Dataset records:
○ ○ ○ ○

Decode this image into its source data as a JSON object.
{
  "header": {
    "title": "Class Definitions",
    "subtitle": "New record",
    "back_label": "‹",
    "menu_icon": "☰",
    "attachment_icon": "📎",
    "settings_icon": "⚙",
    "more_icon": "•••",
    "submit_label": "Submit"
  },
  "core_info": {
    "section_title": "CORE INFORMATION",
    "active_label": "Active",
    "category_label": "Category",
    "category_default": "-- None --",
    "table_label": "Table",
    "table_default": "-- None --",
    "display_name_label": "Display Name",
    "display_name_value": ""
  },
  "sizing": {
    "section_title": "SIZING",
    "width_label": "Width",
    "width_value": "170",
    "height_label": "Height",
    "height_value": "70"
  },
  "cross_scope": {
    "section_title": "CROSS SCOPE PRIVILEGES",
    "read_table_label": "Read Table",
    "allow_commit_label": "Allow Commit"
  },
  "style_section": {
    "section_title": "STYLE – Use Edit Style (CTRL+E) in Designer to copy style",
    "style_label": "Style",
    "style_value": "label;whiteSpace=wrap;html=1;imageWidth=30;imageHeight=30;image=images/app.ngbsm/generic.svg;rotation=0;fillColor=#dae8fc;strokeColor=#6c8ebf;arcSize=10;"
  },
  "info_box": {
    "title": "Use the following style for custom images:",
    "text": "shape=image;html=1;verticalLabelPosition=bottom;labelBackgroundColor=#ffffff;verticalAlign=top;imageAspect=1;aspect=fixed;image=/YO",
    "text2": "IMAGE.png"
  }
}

○ ○ ○ ○

Set task: Each line of the listing should be echoed back exactly.

The output:
Decode this image into its source data as a JSON object.
{
  "header": {
    "title": "Class Definitions",
    "subtitle": "New record",
    "back_label": "‹",
    "menu_icon": "☰",
    "attachment_icon": "📎",
    "settings_icon": "⚙",
    "more_icon": "•••",
    "submit_label": "Submit"
  },
  "core_info": {
    "section_title": "CORE INFORMATION",
    "active_label": "Active",
    "category_label": "Category",
    "category_default": "-- None --",
    "table_label": "Table",
    "table_default": "-- None --",
    "display_name_label": "Display Name",
    "display_name_value": ""
  },
  "sizing": {
    "section_title": "SIZING",
    "width_label": "Width",
    "width_value": "170",
    "height_label": "Height",
    "height_value": "70"
  },
  "cross_scope": {
    "section_title": "CROSS SCOPE PRIVILEGES",
    "read_table_label": "Read Table",
    "allow_commit_label": "Allow Commit"
  },
  "style_section": {
    "section_title": "STYLE – Use Edit Style (CTRL+E) in Designer to copy style",
    "style_label": "Style",
    "style_value": "label;whiteSpace=wrap;html=1;imageWidth=30;imageHeight=30;image=images/app.ngbsm/generic.svg;rotation=0;fillColor=#dae8fc;strokeColor=#6c8ebf;arcSize=10;"
  },
  "info_box": {
    "title": "Use the following style for custom images:",
    "text": "shape=image;html=1;verticalLabelPosition=bottom;labelBackgroundColor=#ffffff;verticalAlign=top;imageAspect=1;aspect=fixed;image=/YO",
    "text2": "IMAGE.png"
  }
}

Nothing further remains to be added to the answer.